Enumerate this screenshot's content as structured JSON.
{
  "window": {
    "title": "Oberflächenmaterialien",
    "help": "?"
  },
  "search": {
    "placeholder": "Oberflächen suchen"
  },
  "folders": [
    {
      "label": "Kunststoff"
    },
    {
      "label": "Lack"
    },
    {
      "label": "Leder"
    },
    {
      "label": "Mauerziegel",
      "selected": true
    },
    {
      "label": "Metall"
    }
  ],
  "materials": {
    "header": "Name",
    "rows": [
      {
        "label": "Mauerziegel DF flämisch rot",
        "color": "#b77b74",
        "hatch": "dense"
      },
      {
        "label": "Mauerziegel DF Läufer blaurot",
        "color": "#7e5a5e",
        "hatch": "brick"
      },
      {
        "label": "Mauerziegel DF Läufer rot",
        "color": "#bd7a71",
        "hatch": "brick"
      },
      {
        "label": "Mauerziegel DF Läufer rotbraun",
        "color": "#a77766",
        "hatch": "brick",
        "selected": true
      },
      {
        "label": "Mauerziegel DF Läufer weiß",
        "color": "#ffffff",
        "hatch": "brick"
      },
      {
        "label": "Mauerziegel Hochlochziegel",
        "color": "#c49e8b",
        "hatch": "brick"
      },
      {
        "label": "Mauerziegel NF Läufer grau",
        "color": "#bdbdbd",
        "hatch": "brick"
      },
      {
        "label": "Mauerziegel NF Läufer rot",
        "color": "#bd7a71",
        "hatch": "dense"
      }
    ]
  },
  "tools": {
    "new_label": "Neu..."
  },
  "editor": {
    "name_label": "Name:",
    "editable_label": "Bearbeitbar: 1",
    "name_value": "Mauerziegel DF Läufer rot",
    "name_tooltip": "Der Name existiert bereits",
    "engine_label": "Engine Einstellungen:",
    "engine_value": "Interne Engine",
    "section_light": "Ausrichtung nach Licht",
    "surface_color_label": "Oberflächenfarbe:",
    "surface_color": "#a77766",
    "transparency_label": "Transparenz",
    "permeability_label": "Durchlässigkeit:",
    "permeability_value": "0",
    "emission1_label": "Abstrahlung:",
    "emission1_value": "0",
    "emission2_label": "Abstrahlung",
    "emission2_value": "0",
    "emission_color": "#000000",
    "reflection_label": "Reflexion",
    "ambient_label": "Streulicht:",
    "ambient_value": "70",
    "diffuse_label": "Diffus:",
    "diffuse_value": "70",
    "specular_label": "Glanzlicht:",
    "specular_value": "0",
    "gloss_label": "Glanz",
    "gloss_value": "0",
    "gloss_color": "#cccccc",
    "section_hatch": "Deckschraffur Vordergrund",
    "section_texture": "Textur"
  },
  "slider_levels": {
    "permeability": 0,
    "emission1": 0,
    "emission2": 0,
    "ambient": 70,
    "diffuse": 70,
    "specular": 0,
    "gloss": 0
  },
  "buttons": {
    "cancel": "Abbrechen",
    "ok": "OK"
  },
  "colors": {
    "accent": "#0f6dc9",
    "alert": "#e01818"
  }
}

════════════════

## Exercise details
Go through the data and return every record exactly.

## Task response
Enumerate this screenshot's content as structured JSON.
{
  "window": {
    "title": "Oberflächenmaterialien",
    "help": "?"
  },
  "search": {
    "placeholder": "Oberflächen suchen"
  },
  "folders": [
    {
      "label": "Kunststoff"
    },
    {
      "label": "Lack"
    },
    {
      "label": "Leder"
    },
    {
      "label": "Mauerziegel",
      "selected": true
    },
    {
      "label": "Metall"
    }
  ],
  "materials": {
    "header": "Name",
    "rows": [
      {
        "label": "Mauerziegel DF flämisch rot",
        "color": "#b77b74",
        "hatch": "dense"
      },
      {
        "label": "Mauerziegel DF Läufer blaurot",
        "color": "#7e5a5e",
        "hatch": "brick"
      },
      {
        "label": "Mauerziegel DF Läufer rot",
        "color": "#bd7a71",
        "hatch": "brick"
      },
      {
        "label": "Mauerziegel DF Läufer rotbraun",
        "color": "#a77766",
        "hatch": "brick",
        "selected": true
      },
      {
        "label": "Mauerziegel DF Läufer weiß",
        "color": "#ffffff",
        "hatch": "brick"
      },
      {
        "label": "Mauerziegel Hochlochziegel",
        "color": "#c49e8b",
        "hatch": "brick"
      },
      {
        "label": "Mauerziegel NF Läufer grau",
        "color": "#bdbdbd",
        "hatch": "brick"
      },
      {
        "label": "Mauerziegel NF Läufer rot",
        "color": "#bd7a71",
        "hatch": "dense"
      }
    ]
  },
  "tools": {
    "new_label": "Neu..."
  },
  "editor": {
    "name_label": "Name:",
    "editable_label": "Bearbeitbar: 1",
    "name_value": "Mauerziegel DF Läufer rot",
    "name_tooltip": "Der Name existiert bereits",
    "engine_label": "Engine Einstellungen:",
    "engine_value": "Interne Engine",
    "section_light": "Ausrichtung nach Licht",
    "surface_color_label": "Oberflächenfarbe:",
    "surface_color": "#a77766",
    "transparency_label": "Transparenz",
    "permeability_label": "Durchlässigkeit:",
    "permeability_value": "0",
    "emission1_label": "Abstrahlung:",
    "emission1_value": "0",
    "emission2_label": "Abstrahlung",
    "emission2_value": "0",
    "emission_color": "#000000",
    "reflection_label": "Reflexion",
    "ambient_label": "Streulicht:",
    "ambient_value": "70",
    "diffuse_label": "Diffus:",
    "diffuse_value": "70",
    "specular_label": "Glanzlicht:",
    "specular_value": "0",
    "gloss_label": "Glanz",
    "gloss_value": "0",
    "gloss_color": "#cccccc",
    "section_hatch": "Deckschraffur Vordergrund",
    "section_texture": "Textur"
  },
  "slider_levels": {
    "permeability": 0,
    "emission1": 0,
    "emission2": 0,
    "ambient": 70,
    "diffuse": 70,
    "specular": 0,
    "gloss": 0
  },
  "buttons": {
    "cancel": "Abbrechen",
    "ok": "OK"
  },
  "colors": {
    "accent": "#0f6dc9",
    "alert": "#e01818"
  }
}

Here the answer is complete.